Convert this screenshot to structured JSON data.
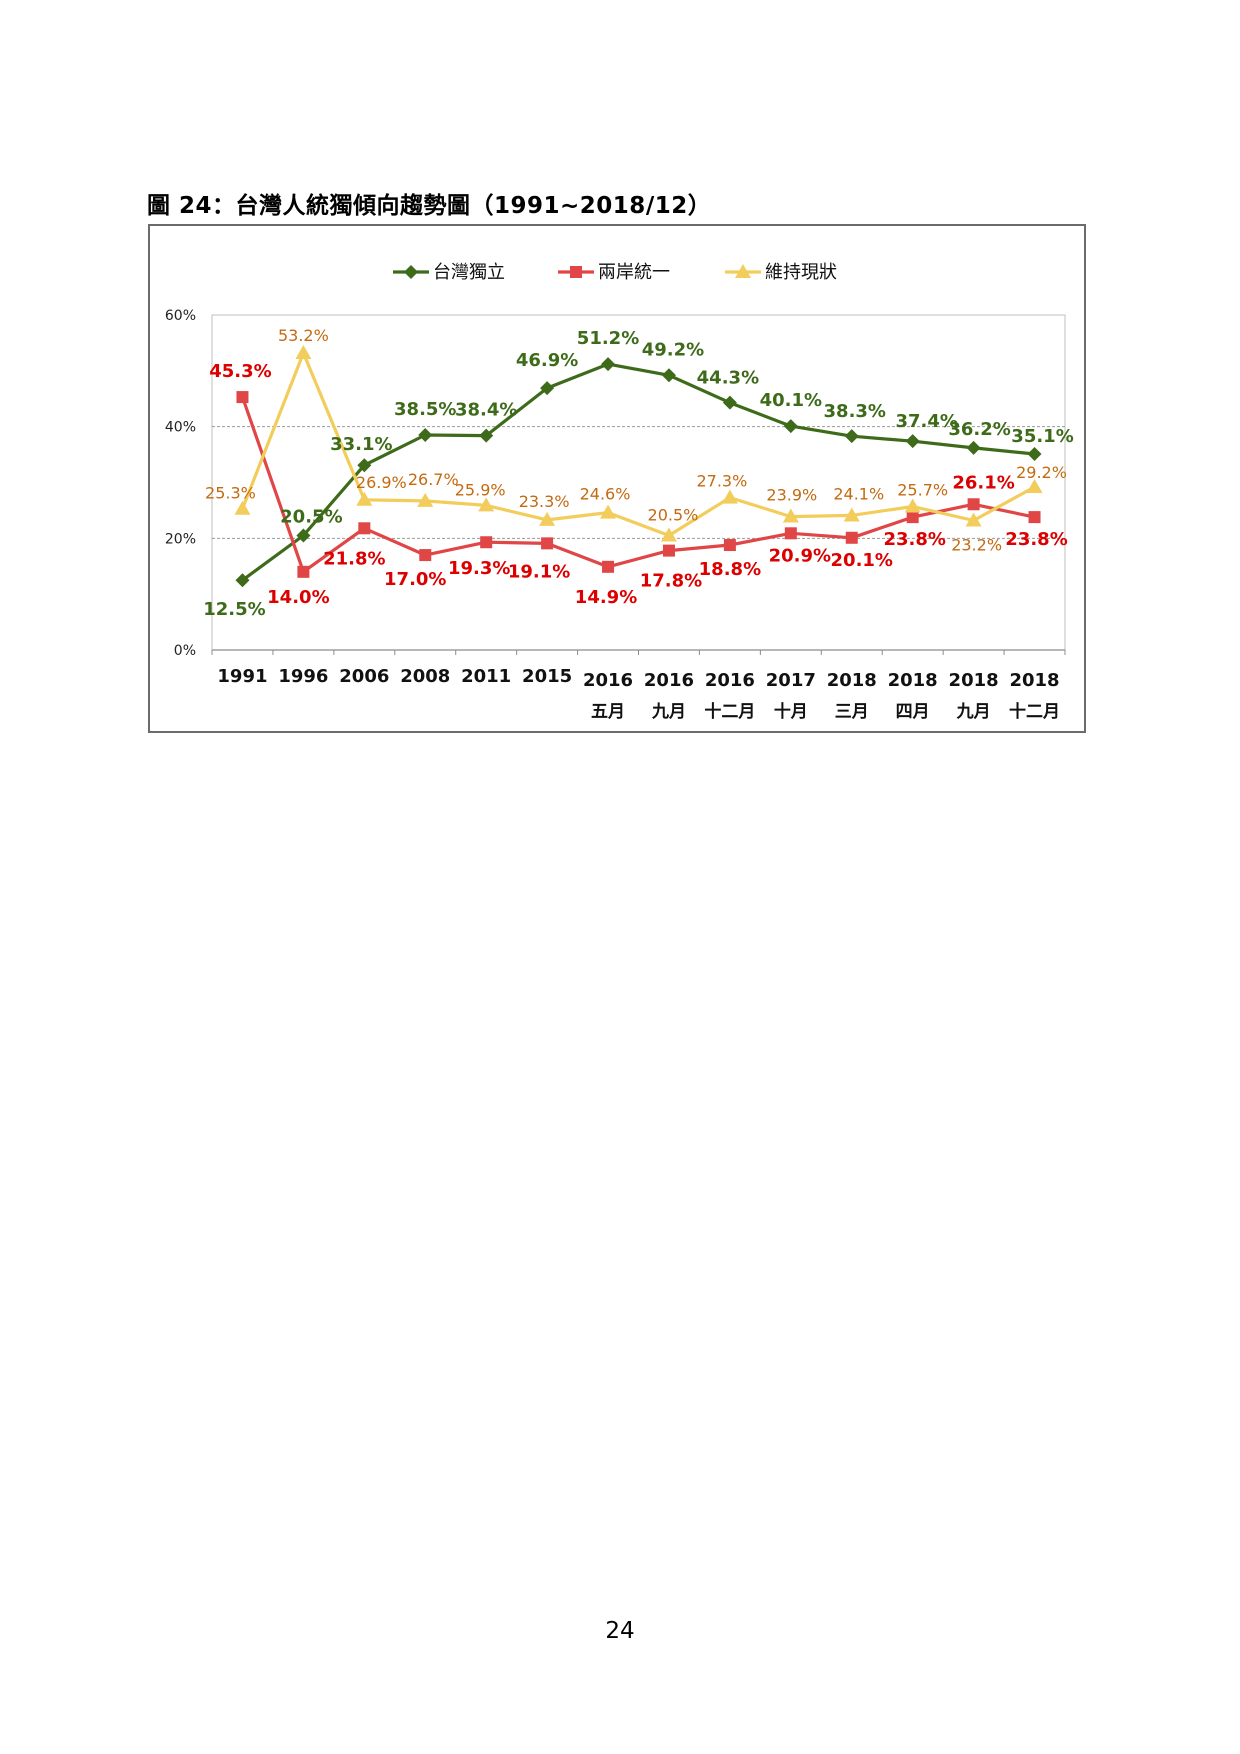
{
  "figure_title": "圖 24：台灣人統獨傾向趨勢圖（1991~2018/12）",
  "page_number": "24",
  "chart_data": {
    "type": "line",
    "title": "",
    "xlabel": "",
    "ylabel": "",
    "ylim": [
      0,
      60
    ],
    "yticks": [
      {
        "value": 0,
        "label": "0%"
      },
      {
        "value": 20,
        "label": "20%"
      },
      {
        "value": 40,
        "label": "40%"
      },
      {
        "value": 60,
        "label": "60%"
      }
    ],
    "grid": true,
    "legend_position": "top-center",
    "categories": [
      {
        "year": "1991",
        "sub": ""
      },
      {
        "year": "1996",
        "sub": ""
      },
      {
        "year": "2006",
        "sub": ""
      },
      {
        "year": "2008",
        "sub": ""
      },
      {
        "year": "2011",
        "sub": ""
      },
      {
        "year": "2015",
        "sub": ""
      },
      {
        "year": "2016",
        "sub": "五月"
      },
      {
        "year": "2016",
        "sub": "九月"
      },
      {
        "year": "2016",
        "sub": "十二月"
      },
      {
        "year": "2017",
        "sub": "十月"
      },
      {
        "year": "2018",
        "sub": "三月"
      },
      {
        "year": "2018",
        "sub": "四月"
      },
      {
        "year": "2018",
        "sub": "九月"
      },
      {
        "year": "2018",
        "sub": "十二月"
      }
    ],
    "series": [
      {
        "name": "台灣獨立",
        "color": "#3d6b1a",
        "label_color": "#3d6b1a",
        "marker": "diamond",
        "values": [
          12.5,
          20.5,
          33.1,
          38.5,
          38.4,
          46.9,
          51.2,
          49.2,
          44.3,
          40.1,
          38.3,
          37.4,
          36.2,
          35.1
        ],
        "labels": [
          "12.5%",
          "20.5%",
          "33.1%",
          "38.5%",
          "38.4%",
          "46.9%",
          "51.2%",
          "49.2%",
          "44.3%",
          "40.1%",
          "38.3%",
          "37.4%",
          "36.2%",
          "35.1%"
        ]
      },
      {
        "name": "兩岸統一",
        "color": "#e04646",
        "label_color": "#dd0000",
        "marker": "square",
        "values": [
          45.3,
          14.0,
          21.8,
          17.0,
          19.3,
          19.1,
          14.9,
          17.8,
          18.8,
          20.9,
          20.1,
          23.8,
          26.1,
          23.8
        ],
        "labels": [
          "45.3%",
          "14.0%",
          "21.8%",
          "17.0%",
          "19.3%",
          "19.1%",
          "14.9%",
          "17.8%",
          "18.8%",
          "20.9%",
          "20.1%",
          "23.8%",
          "26.1%",
          "23.8%"
        ]
      },
      {
        "name": "維持現狀",
        "color": "#f2cd5c",
        "label_color": "#c46a10",
        "marker": "triangle",
        "values": [
          25.3,
          53.2,
          26.9,
          26.7,
          25.9,
          23.3,
          24.6,
          20.5,
          27.3,
          23.9,
          24.1,
          25.7,
          23.2,
          29.2
        ],
        "labels": [
          "25.3%",
          "53.2%",
          "26.9%",
          "26.7%",
          "25.9%",
          "23.3%",
          "24.6%",
          "20.5%",
          "27.3%",
          "23.9%",
          "24.1%",
          "25.7%",
          "23.2%",
          "29.2%"
        ]
      }
    ]
  }
}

• Exercise brief: Scan the listing above and identify each line holding the string "marker"; copy every such line.

• Task response:
        "marker": "diamond",
        "marker": "square",
        "marker": "triangle",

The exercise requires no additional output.